▶ Data for this task

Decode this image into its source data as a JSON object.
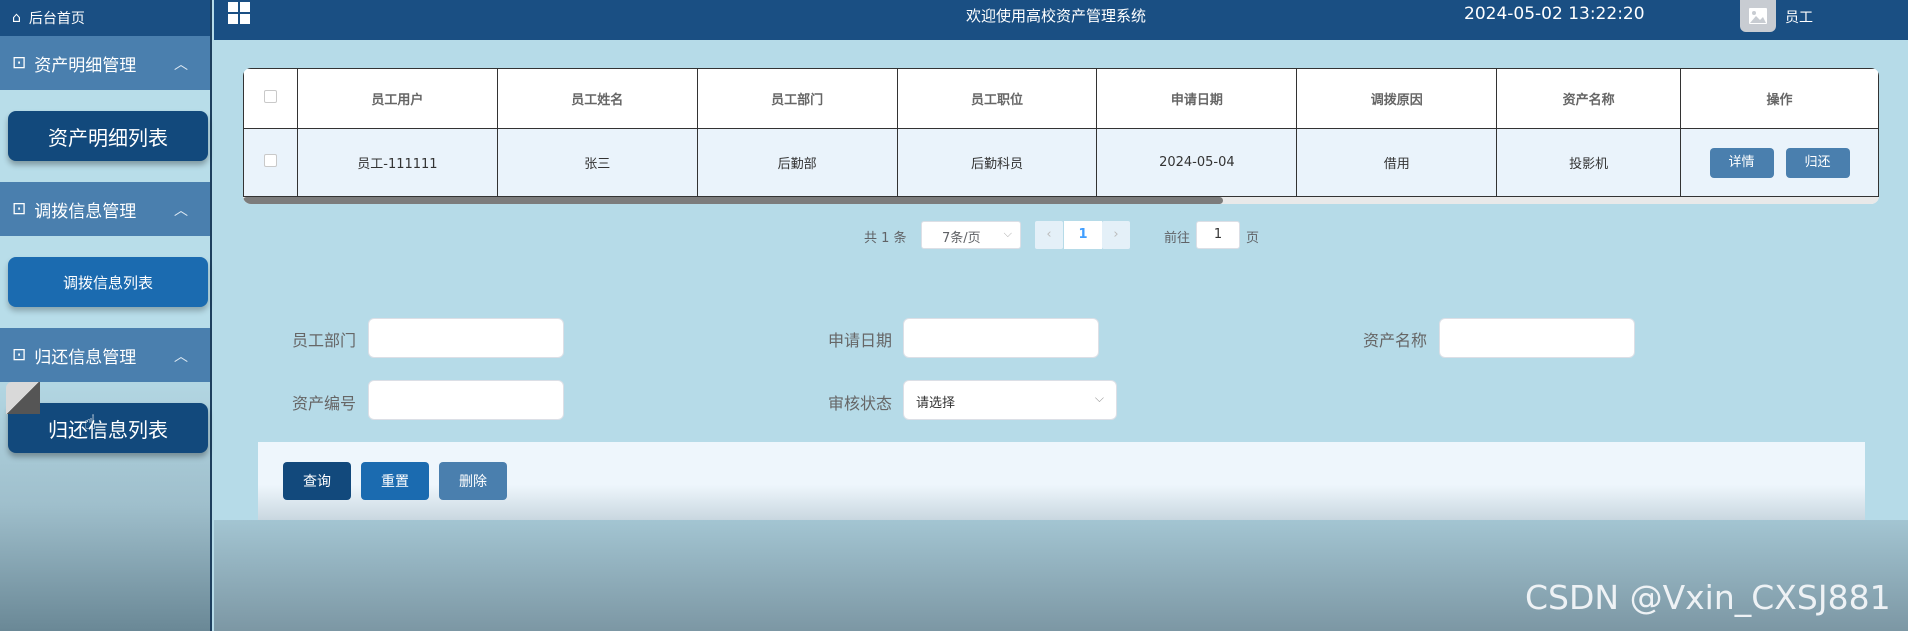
{
  "sidebar": {
    "home": "后台首页",
    "groups": [
      {
        "title": "资产明细管理",
        "item": "资产明细列表"
      },
      {
        "title": "调拨信息管理",
        "item": "调拨信息列表"
      },
      {
        "title": "归还信息管理",
        "item": "归还信息列表"
      }
    ]
  },
  "topbar": {
    "welcome": "欢迎使用高校资产管理系统",
    "datetime": "2024-05-02 13:22:20",
    "user": "员工"
  },
  "table": {
    "headers": [
      "员工用户",
      "员工姓名",
      "员工部门",
      "员工职位",
      "申请日期",
      "调拨原因",
      "资产名称",
      "操作"
    ],
    "rows": [
      {
        "cells": [
          "员工-111111",
          "张三",
          "后勤部",
          "后勤科员",
          "2024-05-04",
          "借用",
          "投影机"
        ],
        "actions": [
          "详情",
          "归还"
        ]
      }
    ]
  },
  "pagination": {
    "total": "共 1 条",
    "page_size": "7条/页",
    "current": "1",
    "goto_label": "前往",
    "goto_value": "1",
    "page_suffix": "页"
  },
  "search_form": {
    "dept_label": "员工部门",
    "date_label": "申请日期",
    "asset_name_label": "资产名称",
    "asset_no_label": "资产编号",
    "status_label": "审核状态",
    "status_placeholder": "请选择"
  },
  "actions": {
    "query": "查询",
    "reset": "重置",
    "delete": "删除"
  },
  "watermark": "CSDN @Vxin_CXSJ881",
  "colors": {
    "primary": "#12497c",
    "accent": "#1b6bb0",
    "muted": "#4a7fae",
    "background": "#b6dbe8"
  }
}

▶ Given instruction
Print out every entry above without changing a word, and leave out the pictures.

▶ In response
Decode this image into its source data as a JSON object.
{
  "sidebar": {
    "home": "后台首页",
    "groups": [
      {
        "title": "资产明细管理",
        "item": "资产明细列表"
      },
      {
        "title": "调拨信息管理",
        "item": "调拨信息列表"
      },
      {
        "title": "归还信息管理",
        "item": "归还信息列表"
      }
    ]
  },
  "topbar": {
    "welcome": "欢迎使用高校资产管理系统",
    "datetime": "2024-05-02 13:22:20",
    "user": "员工"
  },
  "table": {
    "headers": [
      "员工用户",
      "员工姓名",
      "员工部门",
      "员工职位",
      "申请日期",
      "调拨原因",
      "资产名称",
      "操作"
    ],
    "rows": [
      {
        "cells": [
          "员工-111111",
          "张三",
          "后勤部",
          "后勤科员",
          "2024-05-04",
          "借用",
          "投影机"
        ],
        "actions": [
          "详情",
          "归还"
        ]
      }
    ]
  },
  "pagination": {
    "total": "共 1 条",
    "page_size": "7条/页",
    "current": "1",
    "goto_label": "前往",
    "goto_value": "1",
    "page_suffix": "页"
  },
  "search_form": {
    "dept_label": "员工部门",
    "date_label": "申请日期",
    "asset_name_label": "资产名称",
    "asset_no_label": "资产编号",
    "status_label": "审核状态",
    "status_placeholder": "请选择"
  },
  "actions": {
    "query": "查询",
    "reset": "重置",
    "delete": "删除"
  },
  "watermark": "CSDN @Vxin_CXSJ881",
  "colors": {
    "primary": "#12497c",
    "accent": "#1b6bb0",
    "muted": "#4a7fae",
    "background": "#b6dbe8"
  }
}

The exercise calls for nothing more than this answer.